| TASK REQUIREMENTS |
Leave out the pictures and copy the remaining records exactly.

| INPUT RECORDS |
::::
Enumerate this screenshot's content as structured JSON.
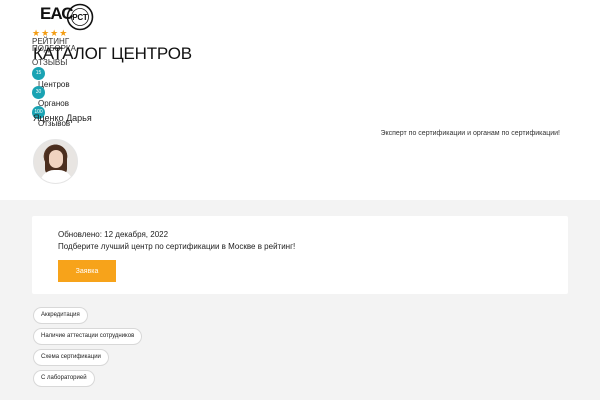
{
  "header": {
    "logo_eac": "ЕАС",
    "logo_rst": "РСТ"
  },
  "hero": {
    "rating": {
      "stars": "★★★★",
      "label": "РЕЙТИНГ",
      "caption": "ПОДБОРКА",
      "reviews_label": "ОТЗЫВЫ"
    },
    "title": "КАТАЛОГ ЦЕНТРОВ",
    "stats": [
      {
        "count": "15",
        "label": "Центров"
      },
      {
        "count": "30",
        "label": "Органов"
      },
      {
        "count": "100",
        "label": "Отзывов"
      }
    ],
    "author": {
      "name": "Яценко Дарья",
      "role": "Эксперт по сертификации и органам по сертификации!"
    }
  },
  "card": {
    "updated": "Обновлено: 12 декабря, 2022",
    "subtitle": "Подберите лучший центр по сертификации в Москве в рейтинг!",
    "button_label": "Заявка"
  },
  "filters": [
    "Аккредитация",
    "Наличие аттестации сотрудников",
    "Схема сертификации",
    "С лабораторией"
  ],
  "colors": {
    "accent": "#f7a31a",
    "badge": "#1aa3b3",
    "star": "#f39c12",
    "section_bg": "#f3f3f3"
  }
}
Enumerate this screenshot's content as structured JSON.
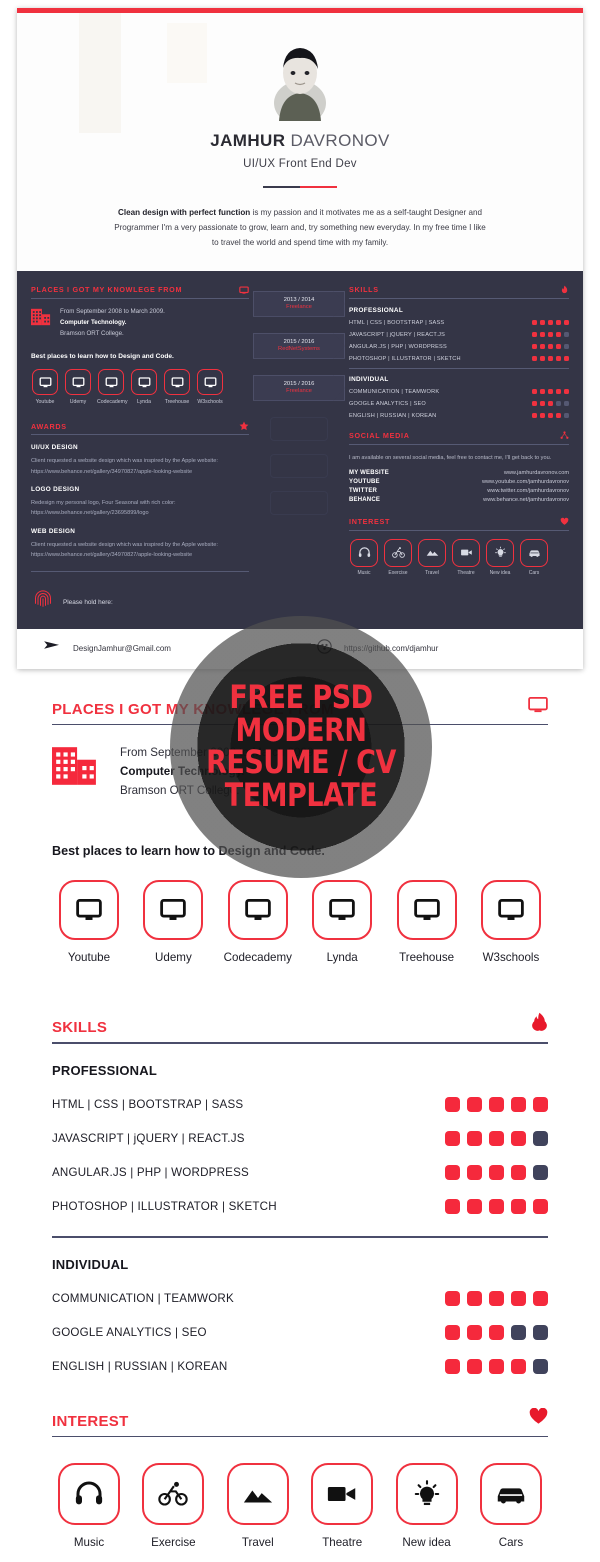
{
  "accent_red": "#f0313f",
  "dark_panel": "#343546",
  "profile": {
    "first_name": "JAMHUR",
    "last_name": "DAVRONOV",
    "role": "UI/UX  Front End Dev",
    "bio_bold": "Clean design with perfect function",
    "bio_rest": " is my passion and it motivates me as a self-taught Designer and Programmer I'm a very passionate to grow, learn and, try something new everyday.  In my free time I like to travel the world and spend time with my family."
  },
  "education": {
    "title": "PLACES I GOT MY KNOWLEGE FROM",
    "icon": "monitor-icon",
    "building_icon": "building-icon",
    "line1": "From September 2008 to March 2009.",
    "line2": "Computer Technology.",
    "line3": "Bramson ORT College.",
    "lead": "Best places to learn how to Design and Code.",
    "platforms": [
      {
        "label": "Youtube",
        "icon": "monitor-icon"
      },
      {
        "label": "Udemy",
        "icon": "monitor-icon"
      },
      {
        "label": "Codecademy",
        "icon": "monitor-icon"
      },
      {
        "label": "Lynda",
        "icon": "monitor-icon"
      },
      {
        "label": "Treehouse",
        "icon": "monitor-icon"
      },
      {
        "label": "W3schools",
        "icon": "monitor-icon"
      }
    ]
  },
  "awards": {
    "title": "AWARDS",
    "icon": "star-icon",
    "items": [
      {
        "name": "UI/UX DESIGN",
        "desc": "Client requested a website design which was inspired by the Apple website:   https://www.behance.net/gallery/34970827/apple-looking-website"
      },
      {
        "name": "LOGO DESIGN",
        "desc": "Redesign my personal logo, Four Seasonal with rich color:   https://www.behance.net/gallery/23695899/logo"
      },
      {
        "name": "WEB DESIGN",
        "desc": "Client requested a website design which was inspired by the Apple website:   https://www.behance.net/gallery/34970827/apple-looking-website"
      }
    ],
    "hold_label": "Please hold here:",
    "hold_icon": "fingerprint-icon"
  },
  "timeline": [
    {
      "years": "2013 / 2014",
      "company": "Freelance"
    },
    {
      "years": "2015 / 2016",
      "company": "RedNetSystems"
    },
    {
      "years": "2015 / 2016",
      "company": "Freelance"
    }
  ],
  "skills": {
    "title": "SKILLS",
    "icon": "flame-icon",
    "professional_label": "PROFESSIONAL",
    "individual_label": "INDIVIDUAL",
    "professional": [
      {
        "name": "HTML  |  CSS  |  BOOTSTRAP  |  SASS",
        "rating": 5,
        "max": 5
      },
      {
        "name": "JAVASCRIPT  |  jQUERY  |  REACT.JS",
        "rating": 4,
        "max": 5
      },
      {
        "name": "ANGULAR.JS  |  PHP  |  WORDPRESS",
        "rating": 4,
        "max": 5
      },
      {
        "name": "PHOTOSHOP  |  ILLUSTRATOR |  SKETCH",
        "rating": 5,
        "max": 5
      }
    ],
    "individual": [
      {
        "name": "COMMUNICATION  |  TEAMWORK",
        "rating": 5,
        "max": 5
      },
      {
        "name": "GOOGLE ANALYTICS  |  SEO",
        "rating": 3,
        "max": 5
      },
      {
        "name": "ENGLISH  |  RUSSIAN  |  KOREAN",
        "rating": 4,
        "max": 5
      }
    ]
  },
  "social": {
    "title": "SOCIAL MEDIA",
    "icon": "share-icon",
    "note": "I am available on several social media, feel free to contact me, I'll get back to you.",
    "links": [
      {
        "label": "MY WEBSITE",
        "url": "www.jamhurdavronov.com"
      },
      {
        "label": "YOUTUBE",
        "url": "www.youtube.com/jamhurdavronov"
      },
      {
        "label": "TWITTER",
        "url": "www.twitter.com/jamhurdavronov"
      },
      {
        "label": "BEHANCE",
        "url": "www.behance.net/jamhurdavronov"
      }
    ]
  },
  "interest": {
    "title": "INTEREST",
    "icon": "heart-icon",
    "items": [
      {
        "label": "Music",
        "icon": "headphones-icon"
      },
      {
        "label": "Exercise",
        "icon": "bicycle-icon"
      },
      {
        "label": "Travel",
        "icon": "mountain-icon"
      },
      {
        "label": "Theatre",
        "icon": "video-camera-icon"
      },
      {
        "label": "New idea",
        "icon": "lightbulb-icon"
      },
      {
        "label": "Cars",
        "icon": "car-icon"
      }
    ]
  },
  "footer": {
    "email": "DesignJamhur@Gmail.com",
    "email_icon": "send-icon",
    "github": "https://github.com/djamhur",
    "github_icon": "github-icon"
  },
  "watermark": {
    "line1": "FREE PSD",
    "line2": "MODERN",
    "line3": "RESUME  / CV",
    "line4": "TEMPLATE"
  }
}
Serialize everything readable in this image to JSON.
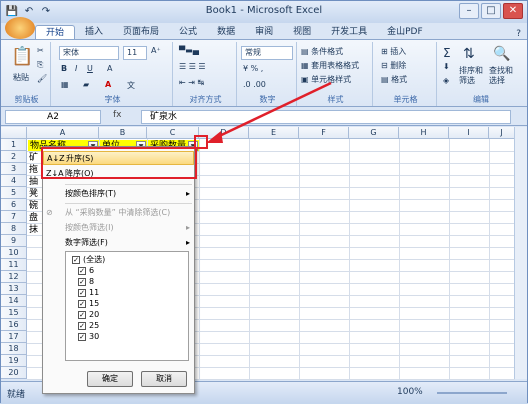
::::
| ANSWER TO THE TASK |
Enumerate this screenshot's content as structured JSON.
{
  "header": {
    "logo_eac": "ЕАС",
    "logo_rst": "РСТ"
  },
  "hero": {
    "rating": {
      "stars": "★★★★",
      "label": "РЕЙТИНГ",
      "caption": "ПОДБОРКА",
      "reviews_label": "ОТЗЫВЫ"
    },
    "title": "КАТАЛОГ ЦЕНТРОВ",
    "stats": [
      {
        "count": "15",
        "label": "Центров"
      },
      {
        "count": "30",
        "label": "Органов"
      },
      {
        "count": "100",
        "label": "Отзывов"
      }
    ],
    "author": {
      "name": "Яценко Дарья",
      "role": "Эксперт по сертификации и органам по сертификации!"
    }
  },
  "card": {
    "updated": "Обновлено: 12 декабря, 2022",
    "subtitle": "Подберите лучший центр по сертификации в Москве в рейтинг!",
    "button_label": "Заявка"
  },
  "filters": [
    "Аккредитация",
    "Наличие аттестации сотрудников",
    "Схема сертификации",
    "С лабораторией"
  ],
  "colors": {
    "accent": "#f7a31a",
    "badge": "#1aa3b3",
    "star": "#f39c12",
    "section_bg": "#f3f3f3"
  }
}
Enumerate this screenshot's content as structured JSON.
{
  "accent_red": "#f0313f",
  "dark_panel": "#343546",
  "profile": {
    "first_name": "JAMHUR",
    "last_name": "DAVRONOV",
    "role": "UI/UX  Front End Dev",
    "bio_bold": "Clean design with perfect function",
    "bio_rest": " is my passion and it motivates me as a self-taught Designer and Programmer I'm a very passionate to grow, learn and, try something new everyday.  In my free time I like to travel the world and spend time with my family."
  },
  "education": {
    "title": "PLACES I GOT MY KNOWLEGE FROM",
    "icon": "monitor-icon",
    "building_icon": "building-icon",
    "line1": "From September 2008 to March 2009.",
    "line2": "Computer Technology.",
    "line3": "Bramson ORT College.",
    "lead": "Best places to learn how to Design and Code.",
    "platforms": [
      {
        "label": "Youtube",
        "icon": "monitor-icon"
      },
      {
        "label": "Udemy",
        "icon": "monitor-icon"
      },
      {
        "label": "Codecademy",
        "icon": "monitor-icon"
      },
      {
        "label": "Lynda",
        "icon": "monitor-icon"
      },
      {
        "label": "Treehouse",
        "icon": "monitor-icon"
      },
      {
        "label": "W3schools",
        "icon": "monitor-icon"
      }
    ]
  },
  "awards": {
    "title": "AWARDS",
    "icon": "star-icon",
    "items": [
      {
        "name": "UI/UX DESIGN",
        "desc": "Client requested a website design which was inspired by the Apple website:   https://www.behance.net/gallery/34970827/apple-looking-website"
      },
      {
        "name": "LOGO DESIGN",
        "desc": "Redesign my personal logo, Four Seasonal with rich color:   https://www.behance.net/gallery/23695899/logo"
      },
      {
        "name": "WEB DESIGN",
        "desc": "Client requested a website design which was inspired by the Apple website:   https://www.behance.net/gallery/34970827/apple-looking-website"
      }
    ],
    "hold_label": "Please hold here:",
    "hold_icon": "fingerprint-icon"
  },
  "timeline": [
    {
      "years": "2013 / 2014",
      "company": "Freelance"
    },
    {
      "years": "2015 / 2016",
      "company": "RedNetSystems"
    },
    {
      "years": "2015 / 2016",
      "company": "Freelance"
    }
  ],
  "skills": {
    "title": "SKILLS",
    "icon": "flame-icon",
    "professional_label": "PROFESSIONAL",
    "individual_label": "INDIVIDUAL",
    "professional": [
      {
        "name": "HTML  |  CSS  |  BOOTSTRAP  |  SASS",
        "rating": 5,
        "max": 5
      },
      {
        "name": "JAVASCRIPT  |  jQUERY  |  REACT.JS",
        "rating": 4,
        "max": 5
      },
      {
        "name": "ANGULAR.JS  |  PHP  |  WORDPRESS",
        "rating": 4,
        "max": 5
      },
      {
        "name": "PHOTOSHOP  |  ILLUSTRATOR |  SKETCH",
        "rating": 5,
        "max": 5
      }
    ],
    "individual": [
      {
        "name": "COMMUNICATION  |  TEAMWORK",
        "rating": 5,
        "max": 5
      },
      {
        "name": "GOOGLE ANALYTICS  |  SEO",
        "rating": 3,
        "max": 5
      },
      {
        "name": "ENGLISH  |  RUSSIAN  |  KOREAN",
        "rating": 4,
        "max": 5
      }
    ]
  },
  "social": {
    "title": "SOCIAL MEDIA",
    "icon": "share-icon",
    "note": "I am available on several social media, feel free to contact me, I'll get back to you.",
    "links": [
      {
        "label": "MY WEBSITE",
        "url": "www.jamhurdavronov.com"
      },
      {
        "label": "YOUTUBE",
        "url": "www.youtube.com/jamhurdavronov"
      },
      {
        "label": "TWITTER",
        "url": "www.twitter.com/jamhurdavronov"
      },
      {
        "label": "BEHANCE",
        "url": "www.behance.net/jamhurdavronov"
      }
    ]
  },
  "interest": {
    "title": "INTEREST",
    "icon": "heart-icon",
    "items": [
      {
        "label": "Music",
        "icon": "headphones-icon"
      },
      {
        "label": "Exercise",
        "icon": "bicycle-icon"
      },
      {
        "label": "Travel",
        "icon": "mountain-icon"
      },
      {
        "label": "Theatre",
        "icon": "video-camera-icon"
      },
      {
        "label": "New idea",
        "icon": "lightbulb-icon"
      },
      {
        "label": "Cars",
        "icon": "car-icon"
      }
    ]
  },
  "footer": {
    "email": "DesignJamhur@Gmail.com",
    "email_icon": "send-icon",
    "github": "https://github.com/djamhur",
    "github_icon": "github-icon"
  },
  "watermark": {
    "line1": "FREE PSD",
    "line2": "MODERN",
    "line3": "RESUME  / CV",
    "line4": "TEMPLATE"
  }
}
Serialize everything readable in this image to JSON.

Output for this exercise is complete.